* [Goal of the exercise]:
Pictures do not belong in the copy. Return all of the entries exactly.

Records from a collection:
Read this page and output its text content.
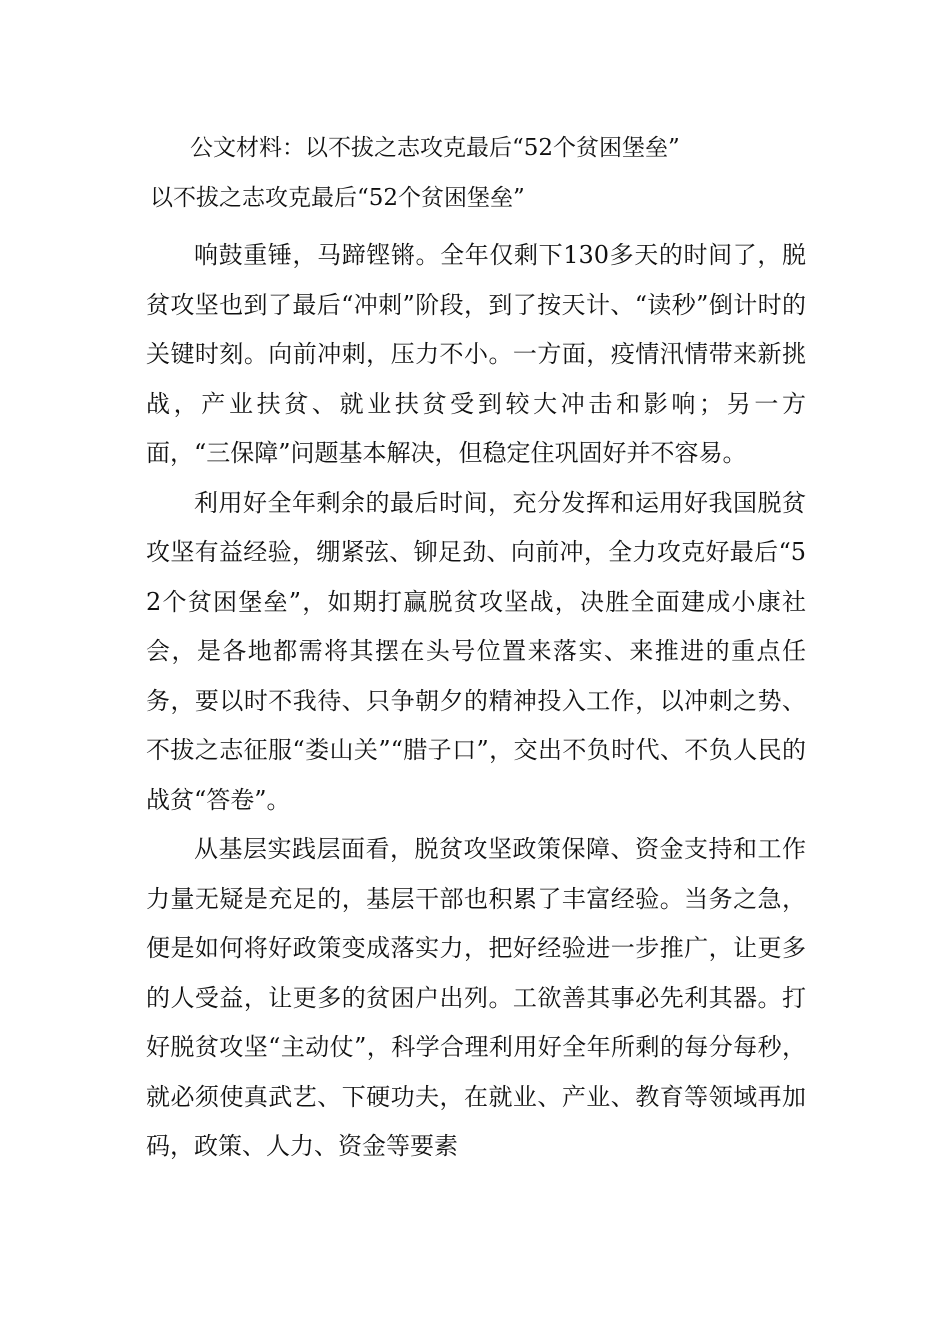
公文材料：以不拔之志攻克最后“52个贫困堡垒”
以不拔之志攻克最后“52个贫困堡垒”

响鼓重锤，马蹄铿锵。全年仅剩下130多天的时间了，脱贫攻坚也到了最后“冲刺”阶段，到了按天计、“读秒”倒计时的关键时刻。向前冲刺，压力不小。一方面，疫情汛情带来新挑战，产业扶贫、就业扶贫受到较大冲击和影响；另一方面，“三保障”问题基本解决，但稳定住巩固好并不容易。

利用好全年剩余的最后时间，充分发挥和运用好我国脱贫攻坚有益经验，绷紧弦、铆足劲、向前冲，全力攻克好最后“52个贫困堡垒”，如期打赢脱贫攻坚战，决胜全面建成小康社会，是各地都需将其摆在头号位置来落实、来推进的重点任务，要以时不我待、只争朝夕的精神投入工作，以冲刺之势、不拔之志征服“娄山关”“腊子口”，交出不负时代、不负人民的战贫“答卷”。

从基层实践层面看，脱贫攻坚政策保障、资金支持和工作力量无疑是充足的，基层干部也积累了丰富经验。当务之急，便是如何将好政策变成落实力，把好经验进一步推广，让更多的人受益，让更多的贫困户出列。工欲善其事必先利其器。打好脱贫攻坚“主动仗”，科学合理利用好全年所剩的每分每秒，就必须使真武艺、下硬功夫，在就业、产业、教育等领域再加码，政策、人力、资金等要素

* [The result]:
Read this page and output its text content.
公文材料：以不拔之志攻克最后“52个贫困堡垒”
以不拔之志攻克最后“52个贫困堡垒”

响鼓重锤，马蹄铿锵。全年仅剩下130多天的时间了，脱贫攻坚也到了最后“冲刺”阶段，到了按天计、“读秒”倒计时的关键时刻。向前冲刺，压力不小。一方面，疫情汛情带来新挑战，产业扶贫、就业扶贫受到较大冲击和影响；另一方面，“三保障”问题基本解决，但稳定住巩固好并不容易。

利用好全年剩余的最后时间，充分发挥和运用好我国脱贫攻坚有益经验，绷紧弦、铆足劲、向前冲，全力攻克好最后“52个贫困堡垒”，如期打赢脱贫攻坚战，决胜全面建成小康社会，是各地都需将其摆在头号位置来落实、来推进的重点任务，要以时不我待、只争朝夕的精神投入工作，以冲刺之势、不拔之志征服“娄山关”“腊子口”，交出不负时代、不负人民的战贫“答卷”。

从基层实践层面看，脱贫攻坚政策保障、资金支持和工作力量无疑是充足的，基层干部也积累了丰富经验。当务之急，便是如何将好政策变成落实力，把好经验进一步推广，让更多的人受益，让更多的贫困户出列。工欲善其事必先利其器。打好脱贫攻坚“主动仗”，科学合理利用好全年所剩的每分每秒，就必须使真武艺、下硬功夫，在就业、产业、教育等领域再加码，政策、人力、资金等要素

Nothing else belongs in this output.